**What you need to do**
Your answer should be one number: how many lines of the records hold the string "Maclagan".

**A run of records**
----------

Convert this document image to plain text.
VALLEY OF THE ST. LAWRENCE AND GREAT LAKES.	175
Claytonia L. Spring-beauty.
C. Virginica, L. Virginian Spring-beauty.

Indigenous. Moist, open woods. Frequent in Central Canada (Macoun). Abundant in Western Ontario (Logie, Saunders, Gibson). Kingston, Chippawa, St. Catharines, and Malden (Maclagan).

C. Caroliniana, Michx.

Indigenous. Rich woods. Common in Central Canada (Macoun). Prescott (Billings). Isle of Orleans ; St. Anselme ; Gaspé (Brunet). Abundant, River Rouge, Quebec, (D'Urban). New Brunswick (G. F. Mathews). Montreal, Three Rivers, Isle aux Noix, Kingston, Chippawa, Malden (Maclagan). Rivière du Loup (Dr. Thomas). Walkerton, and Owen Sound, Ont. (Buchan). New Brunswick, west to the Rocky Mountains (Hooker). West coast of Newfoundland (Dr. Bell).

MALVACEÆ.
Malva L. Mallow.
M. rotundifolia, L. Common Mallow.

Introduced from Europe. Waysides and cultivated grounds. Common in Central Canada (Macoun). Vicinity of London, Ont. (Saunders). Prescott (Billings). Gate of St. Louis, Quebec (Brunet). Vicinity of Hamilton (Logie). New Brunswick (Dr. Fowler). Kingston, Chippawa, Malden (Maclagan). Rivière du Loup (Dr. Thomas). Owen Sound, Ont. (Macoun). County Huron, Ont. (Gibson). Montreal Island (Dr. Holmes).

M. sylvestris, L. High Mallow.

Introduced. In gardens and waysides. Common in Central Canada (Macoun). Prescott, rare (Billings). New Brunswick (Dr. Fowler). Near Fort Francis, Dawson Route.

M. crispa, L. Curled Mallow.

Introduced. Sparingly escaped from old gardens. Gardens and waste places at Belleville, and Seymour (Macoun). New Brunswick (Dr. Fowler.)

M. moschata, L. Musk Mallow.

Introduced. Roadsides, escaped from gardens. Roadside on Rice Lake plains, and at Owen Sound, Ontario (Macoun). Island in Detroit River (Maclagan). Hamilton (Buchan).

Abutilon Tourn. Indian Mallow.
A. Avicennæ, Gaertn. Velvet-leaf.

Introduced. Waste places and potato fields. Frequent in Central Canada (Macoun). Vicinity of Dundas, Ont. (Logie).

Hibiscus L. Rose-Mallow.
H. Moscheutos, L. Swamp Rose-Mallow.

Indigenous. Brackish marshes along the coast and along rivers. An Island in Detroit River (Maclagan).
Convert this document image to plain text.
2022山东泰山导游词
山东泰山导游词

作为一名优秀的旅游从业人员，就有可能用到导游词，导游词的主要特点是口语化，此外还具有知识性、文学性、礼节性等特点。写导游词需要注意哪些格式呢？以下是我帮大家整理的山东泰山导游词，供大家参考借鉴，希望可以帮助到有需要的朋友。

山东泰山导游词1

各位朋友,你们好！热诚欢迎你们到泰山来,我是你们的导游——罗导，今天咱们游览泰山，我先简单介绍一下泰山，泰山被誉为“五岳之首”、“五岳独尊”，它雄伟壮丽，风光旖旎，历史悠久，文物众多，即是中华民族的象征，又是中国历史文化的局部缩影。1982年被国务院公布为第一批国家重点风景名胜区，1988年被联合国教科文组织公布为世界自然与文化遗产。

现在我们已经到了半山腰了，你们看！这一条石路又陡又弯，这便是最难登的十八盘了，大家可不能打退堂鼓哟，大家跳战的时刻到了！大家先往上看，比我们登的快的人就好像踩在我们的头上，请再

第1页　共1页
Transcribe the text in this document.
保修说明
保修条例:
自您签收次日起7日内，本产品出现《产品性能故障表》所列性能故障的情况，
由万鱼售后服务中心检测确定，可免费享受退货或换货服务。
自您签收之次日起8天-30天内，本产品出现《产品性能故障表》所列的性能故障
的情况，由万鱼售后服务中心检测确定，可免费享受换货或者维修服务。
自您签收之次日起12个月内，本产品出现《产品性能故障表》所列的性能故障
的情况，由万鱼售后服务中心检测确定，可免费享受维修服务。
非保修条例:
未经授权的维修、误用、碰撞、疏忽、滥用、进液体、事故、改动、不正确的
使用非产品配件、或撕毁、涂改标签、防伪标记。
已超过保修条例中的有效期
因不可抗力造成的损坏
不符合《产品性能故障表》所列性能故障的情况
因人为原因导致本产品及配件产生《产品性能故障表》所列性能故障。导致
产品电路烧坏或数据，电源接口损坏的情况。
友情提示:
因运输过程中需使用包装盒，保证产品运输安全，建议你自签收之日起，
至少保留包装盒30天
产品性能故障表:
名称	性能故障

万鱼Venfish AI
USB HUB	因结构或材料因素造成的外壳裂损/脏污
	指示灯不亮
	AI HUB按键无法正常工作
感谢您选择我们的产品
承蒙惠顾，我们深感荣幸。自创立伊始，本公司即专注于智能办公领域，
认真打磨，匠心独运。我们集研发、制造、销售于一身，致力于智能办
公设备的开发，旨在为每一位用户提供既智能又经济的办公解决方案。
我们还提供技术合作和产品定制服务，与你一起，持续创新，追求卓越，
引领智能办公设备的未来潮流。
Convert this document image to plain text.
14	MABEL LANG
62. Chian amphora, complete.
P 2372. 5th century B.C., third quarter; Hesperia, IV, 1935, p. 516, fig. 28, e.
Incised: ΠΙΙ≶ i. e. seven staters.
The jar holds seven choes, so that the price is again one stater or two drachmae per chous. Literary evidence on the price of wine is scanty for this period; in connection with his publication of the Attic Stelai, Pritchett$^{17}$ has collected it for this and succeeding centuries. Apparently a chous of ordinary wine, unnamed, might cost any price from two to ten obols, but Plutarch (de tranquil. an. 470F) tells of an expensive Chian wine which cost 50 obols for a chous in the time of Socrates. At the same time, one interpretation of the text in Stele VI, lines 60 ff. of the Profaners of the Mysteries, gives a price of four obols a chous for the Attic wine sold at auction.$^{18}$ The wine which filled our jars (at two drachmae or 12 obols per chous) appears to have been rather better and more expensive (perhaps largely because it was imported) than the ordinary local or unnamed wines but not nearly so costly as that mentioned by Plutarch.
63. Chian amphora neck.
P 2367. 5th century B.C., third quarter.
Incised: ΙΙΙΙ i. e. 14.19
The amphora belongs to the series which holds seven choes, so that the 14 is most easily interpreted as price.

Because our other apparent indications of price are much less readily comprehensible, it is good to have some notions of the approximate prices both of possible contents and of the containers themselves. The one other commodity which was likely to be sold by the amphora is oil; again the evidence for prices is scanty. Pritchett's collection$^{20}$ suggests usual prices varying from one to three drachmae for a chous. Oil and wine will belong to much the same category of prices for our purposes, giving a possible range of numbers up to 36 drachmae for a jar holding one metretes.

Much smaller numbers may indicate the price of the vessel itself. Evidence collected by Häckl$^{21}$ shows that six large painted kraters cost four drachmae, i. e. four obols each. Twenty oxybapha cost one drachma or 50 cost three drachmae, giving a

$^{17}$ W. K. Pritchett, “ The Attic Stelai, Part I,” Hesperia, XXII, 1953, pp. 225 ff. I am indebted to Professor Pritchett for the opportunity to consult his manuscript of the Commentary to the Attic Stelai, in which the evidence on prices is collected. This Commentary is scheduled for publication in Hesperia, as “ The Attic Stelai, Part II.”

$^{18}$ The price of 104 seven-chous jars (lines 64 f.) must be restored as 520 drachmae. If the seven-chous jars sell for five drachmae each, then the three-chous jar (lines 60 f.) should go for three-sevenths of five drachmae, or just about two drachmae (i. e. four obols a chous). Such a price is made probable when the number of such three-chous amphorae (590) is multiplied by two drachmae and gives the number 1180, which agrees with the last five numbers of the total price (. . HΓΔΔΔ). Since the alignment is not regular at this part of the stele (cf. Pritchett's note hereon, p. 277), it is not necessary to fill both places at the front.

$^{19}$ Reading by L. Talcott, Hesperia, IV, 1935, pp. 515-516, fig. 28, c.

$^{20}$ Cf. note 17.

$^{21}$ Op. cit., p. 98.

----------

**Answer for this exercise**
5